## Task description
Answer with nothing but a number: how many lines include the word "warm"?
#### Records for this exercise
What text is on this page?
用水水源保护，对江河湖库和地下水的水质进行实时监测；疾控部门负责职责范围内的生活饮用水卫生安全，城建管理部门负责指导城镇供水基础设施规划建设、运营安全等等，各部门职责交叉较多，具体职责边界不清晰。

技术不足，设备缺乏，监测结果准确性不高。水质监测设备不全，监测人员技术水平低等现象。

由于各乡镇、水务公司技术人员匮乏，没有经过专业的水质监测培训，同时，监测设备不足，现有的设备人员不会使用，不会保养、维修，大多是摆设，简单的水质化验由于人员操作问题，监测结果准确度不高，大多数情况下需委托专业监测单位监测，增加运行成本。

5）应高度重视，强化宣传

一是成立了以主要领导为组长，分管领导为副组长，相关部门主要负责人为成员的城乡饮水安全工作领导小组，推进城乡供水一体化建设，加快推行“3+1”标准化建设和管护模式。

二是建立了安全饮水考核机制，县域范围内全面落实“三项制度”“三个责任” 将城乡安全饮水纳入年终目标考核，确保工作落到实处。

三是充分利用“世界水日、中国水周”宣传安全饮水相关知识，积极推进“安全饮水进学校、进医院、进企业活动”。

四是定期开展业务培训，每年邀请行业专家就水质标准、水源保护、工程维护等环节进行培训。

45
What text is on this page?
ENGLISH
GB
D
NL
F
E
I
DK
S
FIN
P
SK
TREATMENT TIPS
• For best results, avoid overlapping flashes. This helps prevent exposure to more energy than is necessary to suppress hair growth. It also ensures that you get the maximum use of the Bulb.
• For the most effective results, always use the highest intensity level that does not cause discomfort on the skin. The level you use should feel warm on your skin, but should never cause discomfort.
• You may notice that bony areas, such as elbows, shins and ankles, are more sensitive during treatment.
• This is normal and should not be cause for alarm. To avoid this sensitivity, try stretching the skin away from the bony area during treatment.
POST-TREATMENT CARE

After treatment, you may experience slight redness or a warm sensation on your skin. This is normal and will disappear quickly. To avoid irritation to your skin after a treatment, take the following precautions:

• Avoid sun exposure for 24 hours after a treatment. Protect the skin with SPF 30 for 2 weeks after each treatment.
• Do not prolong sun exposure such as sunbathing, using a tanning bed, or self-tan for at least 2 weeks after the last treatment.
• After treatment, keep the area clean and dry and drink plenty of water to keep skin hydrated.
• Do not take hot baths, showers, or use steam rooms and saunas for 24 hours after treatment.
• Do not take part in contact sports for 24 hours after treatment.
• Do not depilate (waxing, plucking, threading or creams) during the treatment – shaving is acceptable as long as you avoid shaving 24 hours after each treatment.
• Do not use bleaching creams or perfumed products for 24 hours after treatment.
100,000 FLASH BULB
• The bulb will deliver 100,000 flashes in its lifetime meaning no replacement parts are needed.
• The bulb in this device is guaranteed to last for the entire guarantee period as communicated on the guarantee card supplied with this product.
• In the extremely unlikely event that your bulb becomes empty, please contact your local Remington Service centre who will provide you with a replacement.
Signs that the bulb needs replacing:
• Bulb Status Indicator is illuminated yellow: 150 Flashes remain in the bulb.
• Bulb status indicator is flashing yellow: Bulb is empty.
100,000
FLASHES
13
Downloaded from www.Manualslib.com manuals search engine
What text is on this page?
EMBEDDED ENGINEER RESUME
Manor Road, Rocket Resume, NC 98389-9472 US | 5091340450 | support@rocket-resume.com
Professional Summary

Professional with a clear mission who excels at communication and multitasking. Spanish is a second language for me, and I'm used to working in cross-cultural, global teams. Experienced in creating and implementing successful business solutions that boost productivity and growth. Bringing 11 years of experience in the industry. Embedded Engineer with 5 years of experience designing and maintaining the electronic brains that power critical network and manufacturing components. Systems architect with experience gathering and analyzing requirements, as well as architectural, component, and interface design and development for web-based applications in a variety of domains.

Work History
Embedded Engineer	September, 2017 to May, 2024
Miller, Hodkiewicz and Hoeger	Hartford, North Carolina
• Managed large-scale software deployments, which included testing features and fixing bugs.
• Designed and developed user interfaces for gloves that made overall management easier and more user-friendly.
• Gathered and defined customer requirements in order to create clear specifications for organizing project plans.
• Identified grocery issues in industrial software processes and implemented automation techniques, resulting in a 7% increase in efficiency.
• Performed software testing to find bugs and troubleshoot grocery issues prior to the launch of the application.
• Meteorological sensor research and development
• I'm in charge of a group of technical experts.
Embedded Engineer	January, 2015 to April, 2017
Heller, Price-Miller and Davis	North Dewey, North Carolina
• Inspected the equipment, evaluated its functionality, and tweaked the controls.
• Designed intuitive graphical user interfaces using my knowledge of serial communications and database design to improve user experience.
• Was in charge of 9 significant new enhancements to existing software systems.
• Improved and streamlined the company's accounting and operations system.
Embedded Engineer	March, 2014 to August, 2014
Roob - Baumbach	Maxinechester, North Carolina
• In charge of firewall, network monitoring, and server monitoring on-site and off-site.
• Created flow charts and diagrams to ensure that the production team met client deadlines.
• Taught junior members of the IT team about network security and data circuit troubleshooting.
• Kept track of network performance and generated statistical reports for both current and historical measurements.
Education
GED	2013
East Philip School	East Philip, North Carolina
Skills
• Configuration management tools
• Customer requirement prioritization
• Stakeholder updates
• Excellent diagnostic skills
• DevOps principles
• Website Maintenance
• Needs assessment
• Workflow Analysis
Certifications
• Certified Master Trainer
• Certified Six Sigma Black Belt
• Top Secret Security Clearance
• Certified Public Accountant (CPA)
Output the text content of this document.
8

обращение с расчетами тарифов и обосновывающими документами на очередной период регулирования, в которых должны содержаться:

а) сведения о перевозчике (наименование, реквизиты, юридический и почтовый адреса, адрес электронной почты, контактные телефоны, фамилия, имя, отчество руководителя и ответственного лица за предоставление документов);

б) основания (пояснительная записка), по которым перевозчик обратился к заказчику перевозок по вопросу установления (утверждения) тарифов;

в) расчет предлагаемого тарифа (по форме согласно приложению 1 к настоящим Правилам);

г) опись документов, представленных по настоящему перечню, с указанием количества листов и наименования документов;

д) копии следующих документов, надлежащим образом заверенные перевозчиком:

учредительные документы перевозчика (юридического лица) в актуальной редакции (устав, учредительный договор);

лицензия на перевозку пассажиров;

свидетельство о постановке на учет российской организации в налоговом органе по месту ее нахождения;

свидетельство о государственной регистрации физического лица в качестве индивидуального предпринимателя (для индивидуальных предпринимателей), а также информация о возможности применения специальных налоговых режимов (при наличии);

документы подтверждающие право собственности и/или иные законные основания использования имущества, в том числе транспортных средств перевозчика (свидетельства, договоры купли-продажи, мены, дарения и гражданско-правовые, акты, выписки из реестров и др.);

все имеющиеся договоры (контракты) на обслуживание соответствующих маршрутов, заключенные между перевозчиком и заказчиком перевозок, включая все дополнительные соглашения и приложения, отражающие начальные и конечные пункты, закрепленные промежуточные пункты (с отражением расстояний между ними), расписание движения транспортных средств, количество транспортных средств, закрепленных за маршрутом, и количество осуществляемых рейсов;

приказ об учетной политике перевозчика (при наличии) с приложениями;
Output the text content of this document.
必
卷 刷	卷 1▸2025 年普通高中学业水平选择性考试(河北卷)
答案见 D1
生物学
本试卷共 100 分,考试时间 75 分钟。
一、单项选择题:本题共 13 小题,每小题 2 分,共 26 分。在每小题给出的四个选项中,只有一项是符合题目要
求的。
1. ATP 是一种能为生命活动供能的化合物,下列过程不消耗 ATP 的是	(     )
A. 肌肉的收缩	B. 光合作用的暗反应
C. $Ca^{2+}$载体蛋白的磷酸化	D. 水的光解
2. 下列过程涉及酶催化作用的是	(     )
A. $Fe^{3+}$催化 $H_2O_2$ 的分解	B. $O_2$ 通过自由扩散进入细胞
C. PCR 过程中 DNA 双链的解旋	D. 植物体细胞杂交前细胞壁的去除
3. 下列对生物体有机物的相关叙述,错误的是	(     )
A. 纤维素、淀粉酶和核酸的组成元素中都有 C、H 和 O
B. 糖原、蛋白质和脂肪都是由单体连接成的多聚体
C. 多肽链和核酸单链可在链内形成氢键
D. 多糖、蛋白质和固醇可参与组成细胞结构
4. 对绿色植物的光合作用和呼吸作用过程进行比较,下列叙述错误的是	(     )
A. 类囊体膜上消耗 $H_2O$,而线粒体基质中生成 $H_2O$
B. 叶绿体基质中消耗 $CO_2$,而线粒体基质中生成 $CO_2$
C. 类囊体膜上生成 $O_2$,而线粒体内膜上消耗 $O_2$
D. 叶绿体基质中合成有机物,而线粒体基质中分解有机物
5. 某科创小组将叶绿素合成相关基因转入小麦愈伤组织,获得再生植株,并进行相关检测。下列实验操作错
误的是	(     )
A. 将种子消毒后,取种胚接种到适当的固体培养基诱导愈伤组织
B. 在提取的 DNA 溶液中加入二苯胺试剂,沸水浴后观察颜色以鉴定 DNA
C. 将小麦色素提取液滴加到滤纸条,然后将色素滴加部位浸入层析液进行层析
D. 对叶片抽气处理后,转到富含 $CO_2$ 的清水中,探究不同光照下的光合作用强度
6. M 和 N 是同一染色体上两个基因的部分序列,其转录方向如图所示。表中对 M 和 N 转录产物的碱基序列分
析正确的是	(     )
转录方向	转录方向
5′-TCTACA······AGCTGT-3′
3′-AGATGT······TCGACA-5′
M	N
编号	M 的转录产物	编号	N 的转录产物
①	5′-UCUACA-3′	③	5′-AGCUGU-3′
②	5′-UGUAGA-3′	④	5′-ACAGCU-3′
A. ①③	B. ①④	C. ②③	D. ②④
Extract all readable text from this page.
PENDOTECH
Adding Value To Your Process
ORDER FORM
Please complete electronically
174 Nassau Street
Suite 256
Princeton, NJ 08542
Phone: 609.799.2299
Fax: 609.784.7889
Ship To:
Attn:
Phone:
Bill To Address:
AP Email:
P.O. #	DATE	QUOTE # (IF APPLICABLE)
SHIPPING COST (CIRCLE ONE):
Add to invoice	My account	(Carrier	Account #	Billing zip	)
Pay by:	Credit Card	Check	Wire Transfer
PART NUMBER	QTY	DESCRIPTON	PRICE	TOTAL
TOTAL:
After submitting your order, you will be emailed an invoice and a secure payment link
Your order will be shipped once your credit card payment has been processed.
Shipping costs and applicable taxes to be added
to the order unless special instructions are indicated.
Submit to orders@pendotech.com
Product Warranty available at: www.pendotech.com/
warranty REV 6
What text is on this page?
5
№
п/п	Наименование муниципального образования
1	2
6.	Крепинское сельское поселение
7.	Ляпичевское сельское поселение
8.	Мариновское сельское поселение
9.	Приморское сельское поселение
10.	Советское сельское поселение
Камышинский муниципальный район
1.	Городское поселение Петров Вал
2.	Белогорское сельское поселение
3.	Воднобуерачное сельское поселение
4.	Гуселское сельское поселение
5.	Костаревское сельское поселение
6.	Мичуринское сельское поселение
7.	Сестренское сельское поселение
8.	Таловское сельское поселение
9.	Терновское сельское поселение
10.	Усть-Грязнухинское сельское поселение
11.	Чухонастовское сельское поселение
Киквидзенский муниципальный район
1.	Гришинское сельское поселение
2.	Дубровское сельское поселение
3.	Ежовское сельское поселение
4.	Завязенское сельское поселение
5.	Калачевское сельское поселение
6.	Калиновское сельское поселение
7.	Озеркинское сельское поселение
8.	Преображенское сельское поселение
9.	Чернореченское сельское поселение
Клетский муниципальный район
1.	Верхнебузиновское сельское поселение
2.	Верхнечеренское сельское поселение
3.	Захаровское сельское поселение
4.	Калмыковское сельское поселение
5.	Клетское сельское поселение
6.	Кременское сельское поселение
########
## Written solution
2